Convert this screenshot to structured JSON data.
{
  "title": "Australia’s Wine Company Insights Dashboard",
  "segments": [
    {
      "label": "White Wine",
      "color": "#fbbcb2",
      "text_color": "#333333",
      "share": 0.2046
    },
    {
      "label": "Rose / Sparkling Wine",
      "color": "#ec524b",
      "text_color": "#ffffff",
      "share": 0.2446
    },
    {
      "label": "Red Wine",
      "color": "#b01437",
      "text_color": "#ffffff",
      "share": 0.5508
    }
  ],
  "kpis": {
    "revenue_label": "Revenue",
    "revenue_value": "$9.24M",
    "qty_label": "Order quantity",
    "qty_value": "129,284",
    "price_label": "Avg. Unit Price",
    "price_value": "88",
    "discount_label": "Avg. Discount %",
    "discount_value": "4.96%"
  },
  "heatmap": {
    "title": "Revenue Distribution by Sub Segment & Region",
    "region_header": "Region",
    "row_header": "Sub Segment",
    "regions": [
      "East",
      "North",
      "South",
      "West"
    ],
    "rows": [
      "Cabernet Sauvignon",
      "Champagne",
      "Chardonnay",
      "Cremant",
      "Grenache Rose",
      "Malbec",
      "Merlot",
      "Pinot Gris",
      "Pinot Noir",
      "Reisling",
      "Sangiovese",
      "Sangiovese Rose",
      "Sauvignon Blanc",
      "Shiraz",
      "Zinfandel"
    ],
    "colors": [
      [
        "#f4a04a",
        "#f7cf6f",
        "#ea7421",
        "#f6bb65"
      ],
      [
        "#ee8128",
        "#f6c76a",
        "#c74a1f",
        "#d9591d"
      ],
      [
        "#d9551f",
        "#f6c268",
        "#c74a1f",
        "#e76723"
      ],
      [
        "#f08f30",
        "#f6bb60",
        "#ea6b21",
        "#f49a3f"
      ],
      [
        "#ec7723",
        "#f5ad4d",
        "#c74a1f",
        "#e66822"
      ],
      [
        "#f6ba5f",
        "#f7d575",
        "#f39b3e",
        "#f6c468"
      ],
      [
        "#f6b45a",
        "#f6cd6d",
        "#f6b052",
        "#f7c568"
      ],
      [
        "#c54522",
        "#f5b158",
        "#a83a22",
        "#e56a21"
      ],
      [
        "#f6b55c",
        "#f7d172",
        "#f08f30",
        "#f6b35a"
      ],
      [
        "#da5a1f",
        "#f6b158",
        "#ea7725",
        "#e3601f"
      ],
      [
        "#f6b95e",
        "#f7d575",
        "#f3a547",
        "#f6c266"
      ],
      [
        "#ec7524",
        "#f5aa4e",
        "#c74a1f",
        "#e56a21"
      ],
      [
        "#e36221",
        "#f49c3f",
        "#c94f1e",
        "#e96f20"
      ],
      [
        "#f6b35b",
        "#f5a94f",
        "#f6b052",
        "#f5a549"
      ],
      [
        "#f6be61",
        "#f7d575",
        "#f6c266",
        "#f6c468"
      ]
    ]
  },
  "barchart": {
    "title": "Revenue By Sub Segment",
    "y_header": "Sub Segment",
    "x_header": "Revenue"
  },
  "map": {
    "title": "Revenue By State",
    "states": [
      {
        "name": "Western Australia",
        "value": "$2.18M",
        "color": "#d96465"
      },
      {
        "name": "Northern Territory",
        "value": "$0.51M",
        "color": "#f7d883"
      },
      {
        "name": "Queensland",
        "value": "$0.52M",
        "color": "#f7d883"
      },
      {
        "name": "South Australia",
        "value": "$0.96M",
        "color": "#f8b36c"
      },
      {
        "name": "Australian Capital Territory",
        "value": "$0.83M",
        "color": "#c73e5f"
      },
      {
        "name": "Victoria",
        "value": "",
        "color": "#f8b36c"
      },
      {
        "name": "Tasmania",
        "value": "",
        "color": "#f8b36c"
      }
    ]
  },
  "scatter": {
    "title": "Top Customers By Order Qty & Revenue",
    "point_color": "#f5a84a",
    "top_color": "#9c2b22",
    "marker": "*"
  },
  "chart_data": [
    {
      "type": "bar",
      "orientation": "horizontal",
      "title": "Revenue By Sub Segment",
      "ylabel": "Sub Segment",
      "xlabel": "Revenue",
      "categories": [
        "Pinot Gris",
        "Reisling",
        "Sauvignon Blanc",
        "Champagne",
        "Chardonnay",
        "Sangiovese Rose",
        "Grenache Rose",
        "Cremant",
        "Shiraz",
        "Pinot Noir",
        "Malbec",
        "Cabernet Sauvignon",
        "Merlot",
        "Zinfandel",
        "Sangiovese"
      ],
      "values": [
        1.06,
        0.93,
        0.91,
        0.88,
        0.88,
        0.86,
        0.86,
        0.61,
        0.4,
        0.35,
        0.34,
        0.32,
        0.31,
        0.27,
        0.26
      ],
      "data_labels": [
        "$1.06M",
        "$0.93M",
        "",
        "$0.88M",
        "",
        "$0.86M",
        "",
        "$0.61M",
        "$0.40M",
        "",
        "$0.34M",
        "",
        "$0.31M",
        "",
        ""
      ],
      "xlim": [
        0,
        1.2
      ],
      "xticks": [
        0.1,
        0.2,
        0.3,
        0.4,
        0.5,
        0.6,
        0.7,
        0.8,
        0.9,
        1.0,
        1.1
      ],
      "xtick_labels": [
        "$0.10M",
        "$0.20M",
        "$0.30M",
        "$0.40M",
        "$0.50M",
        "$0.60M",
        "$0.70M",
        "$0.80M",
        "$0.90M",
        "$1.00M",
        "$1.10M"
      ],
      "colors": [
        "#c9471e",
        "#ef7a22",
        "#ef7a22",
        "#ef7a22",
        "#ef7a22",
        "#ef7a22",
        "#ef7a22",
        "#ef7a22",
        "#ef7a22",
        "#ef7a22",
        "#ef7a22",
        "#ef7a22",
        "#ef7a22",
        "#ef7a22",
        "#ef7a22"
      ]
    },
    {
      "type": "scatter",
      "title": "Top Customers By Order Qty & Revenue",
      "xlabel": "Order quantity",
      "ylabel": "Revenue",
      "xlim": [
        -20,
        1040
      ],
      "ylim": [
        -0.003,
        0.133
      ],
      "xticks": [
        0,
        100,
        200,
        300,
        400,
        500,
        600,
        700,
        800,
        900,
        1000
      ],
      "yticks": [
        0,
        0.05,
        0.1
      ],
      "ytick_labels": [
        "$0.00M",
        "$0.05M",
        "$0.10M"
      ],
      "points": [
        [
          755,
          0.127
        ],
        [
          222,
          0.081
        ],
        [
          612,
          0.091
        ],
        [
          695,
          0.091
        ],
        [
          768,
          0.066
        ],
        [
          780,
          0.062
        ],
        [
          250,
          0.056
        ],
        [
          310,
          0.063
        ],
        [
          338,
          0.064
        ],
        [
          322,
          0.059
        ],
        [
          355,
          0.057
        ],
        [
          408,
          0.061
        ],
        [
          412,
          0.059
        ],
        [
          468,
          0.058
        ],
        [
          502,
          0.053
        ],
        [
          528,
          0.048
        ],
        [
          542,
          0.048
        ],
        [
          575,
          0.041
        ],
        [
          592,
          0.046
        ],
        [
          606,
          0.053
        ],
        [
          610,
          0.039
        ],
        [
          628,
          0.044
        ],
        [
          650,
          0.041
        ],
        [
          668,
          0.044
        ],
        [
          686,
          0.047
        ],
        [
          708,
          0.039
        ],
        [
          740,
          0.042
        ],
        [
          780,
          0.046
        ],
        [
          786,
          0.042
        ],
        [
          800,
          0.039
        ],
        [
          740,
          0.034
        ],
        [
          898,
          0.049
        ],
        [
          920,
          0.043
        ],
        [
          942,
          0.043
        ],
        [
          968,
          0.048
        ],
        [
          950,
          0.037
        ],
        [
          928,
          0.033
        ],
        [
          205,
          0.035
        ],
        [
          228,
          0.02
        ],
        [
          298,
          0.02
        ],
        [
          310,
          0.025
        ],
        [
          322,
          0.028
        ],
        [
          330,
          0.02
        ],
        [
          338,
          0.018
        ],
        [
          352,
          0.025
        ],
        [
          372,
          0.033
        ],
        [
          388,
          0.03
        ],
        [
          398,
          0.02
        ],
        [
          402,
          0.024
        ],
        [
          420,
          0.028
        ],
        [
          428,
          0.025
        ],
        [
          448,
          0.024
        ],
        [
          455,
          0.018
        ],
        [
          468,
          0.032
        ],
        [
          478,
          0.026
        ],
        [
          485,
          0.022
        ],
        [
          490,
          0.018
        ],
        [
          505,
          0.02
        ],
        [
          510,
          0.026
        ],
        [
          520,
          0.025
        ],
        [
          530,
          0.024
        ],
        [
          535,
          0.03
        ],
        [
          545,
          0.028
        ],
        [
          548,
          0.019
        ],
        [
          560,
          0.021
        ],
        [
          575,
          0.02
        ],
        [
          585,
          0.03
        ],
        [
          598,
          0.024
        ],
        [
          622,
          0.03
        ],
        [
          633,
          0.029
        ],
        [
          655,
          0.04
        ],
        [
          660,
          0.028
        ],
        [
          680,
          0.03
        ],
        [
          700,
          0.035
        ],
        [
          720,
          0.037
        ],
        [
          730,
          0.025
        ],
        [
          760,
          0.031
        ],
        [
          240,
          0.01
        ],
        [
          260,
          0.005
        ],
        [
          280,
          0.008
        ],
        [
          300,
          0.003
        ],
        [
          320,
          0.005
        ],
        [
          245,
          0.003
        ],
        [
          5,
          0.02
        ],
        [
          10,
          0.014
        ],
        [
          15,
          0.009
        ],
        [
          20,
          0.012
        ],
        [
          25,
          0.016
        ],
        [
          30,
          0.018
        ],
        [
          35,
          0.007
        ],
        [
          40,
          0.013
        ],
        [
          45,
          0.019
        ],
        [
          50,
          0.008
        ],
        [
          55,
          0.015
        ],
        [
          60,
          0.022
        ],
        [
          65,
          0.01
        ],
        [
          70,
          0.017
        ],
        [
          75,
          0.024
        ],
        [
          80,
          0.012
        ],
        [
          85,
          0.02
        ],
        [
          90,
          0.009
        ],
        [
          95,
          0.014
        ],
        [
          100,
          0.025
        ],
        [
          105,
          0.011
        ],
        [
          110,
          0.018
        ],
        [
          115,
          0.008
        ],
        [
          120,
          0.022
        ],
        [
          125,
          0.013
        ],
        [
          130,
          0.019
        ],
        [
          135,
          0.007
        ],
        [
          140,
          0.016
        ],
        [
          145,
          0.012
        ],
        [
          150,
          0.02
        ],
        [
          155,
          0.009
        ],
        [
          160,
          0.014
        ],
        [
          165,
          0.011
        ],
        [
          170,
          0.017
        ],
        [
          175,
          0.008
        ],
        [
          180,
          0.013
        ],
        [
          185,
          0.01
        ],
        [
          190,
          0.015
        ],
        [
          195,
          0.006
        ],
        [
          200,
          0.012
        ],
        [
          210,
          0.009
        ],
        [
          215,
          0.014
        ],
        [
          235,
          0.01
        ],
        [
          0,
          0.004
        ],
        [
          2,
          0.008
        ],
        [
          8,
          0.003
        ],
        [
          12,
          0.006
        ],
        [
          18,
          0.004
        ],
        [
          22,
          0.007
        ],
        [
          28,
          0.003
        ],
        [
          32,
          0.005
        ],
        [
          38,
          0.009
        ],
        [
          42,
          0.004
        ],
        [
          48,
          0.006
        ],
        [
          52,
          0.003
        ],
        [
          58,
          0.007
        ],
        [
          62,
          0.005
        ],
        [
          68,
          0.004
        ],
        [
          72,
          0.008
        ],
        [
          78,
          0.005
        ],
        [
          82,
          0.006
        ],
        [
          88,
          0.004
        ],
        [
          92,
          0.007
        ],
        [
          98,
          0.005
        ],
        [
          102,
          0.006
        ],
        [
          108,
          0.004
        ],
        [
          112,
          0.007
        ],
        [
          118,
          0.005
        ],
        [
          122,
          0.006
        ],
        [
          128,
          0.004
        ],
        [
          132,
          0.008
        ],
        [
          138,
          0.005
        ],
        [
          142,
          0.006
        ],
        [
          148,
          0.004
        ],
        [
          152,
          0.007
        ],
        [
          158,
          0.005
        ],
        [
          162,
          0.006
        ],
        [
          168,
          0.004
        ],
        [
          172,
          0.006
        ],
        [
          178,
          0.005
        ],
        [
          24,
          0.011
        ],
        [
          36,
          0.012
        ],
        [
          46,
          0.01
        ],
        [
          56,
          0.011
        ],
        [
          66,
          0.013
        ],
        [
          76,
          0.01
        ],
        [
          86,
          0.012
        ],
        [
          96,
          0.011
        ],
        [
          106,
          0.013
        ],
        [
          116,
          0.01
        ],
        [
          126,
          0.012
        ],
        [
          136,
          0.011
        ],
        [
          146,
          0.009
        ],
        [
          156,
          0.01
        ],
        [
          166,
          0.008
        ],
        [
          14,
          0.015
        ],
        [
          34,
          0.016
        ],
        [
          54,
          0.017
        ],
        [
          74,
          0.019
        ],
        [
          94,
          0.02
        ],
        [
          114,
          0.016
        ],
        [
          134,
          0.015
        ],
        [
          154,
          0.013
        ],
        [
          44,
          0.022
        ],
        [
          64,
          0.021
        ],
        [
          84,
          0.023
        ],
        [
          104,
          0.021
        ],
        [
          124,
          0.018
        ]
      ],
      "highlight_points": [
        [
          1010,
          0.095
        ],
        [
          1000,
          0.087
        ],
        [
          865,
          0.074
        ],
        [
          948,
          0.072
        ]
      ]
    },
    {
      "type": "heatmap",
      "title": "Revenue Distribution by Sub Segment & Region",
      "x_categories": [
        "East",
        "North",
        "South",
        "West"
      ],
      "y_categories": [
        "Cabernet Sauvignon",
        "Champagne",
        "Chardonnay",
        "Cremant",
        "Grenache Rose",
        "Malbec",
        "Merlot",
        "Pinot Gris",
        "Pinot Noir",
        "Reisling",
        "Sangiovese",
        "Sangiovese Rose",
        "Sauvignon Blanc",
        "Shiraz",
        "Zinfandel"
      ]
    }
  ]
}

Task requirements. Which lines include "title"? Copy each of them out.

Complete answer.
  "title": "Australia’s Wine Company Insights Dashboard",
    "title": "Revenue Distribution by Sub Segment & Region",
    "title": "Revenue By Sub Segment",
    "title": "Revenue By State",
    "title": "Top Customers By Order Qty & Revenue",
      "title": "Revenue By Sub Segment",
      "title": "Top Customers By Order Qty & Revenue",
      "title": "Revenue Distribution by Sub Segment & Region",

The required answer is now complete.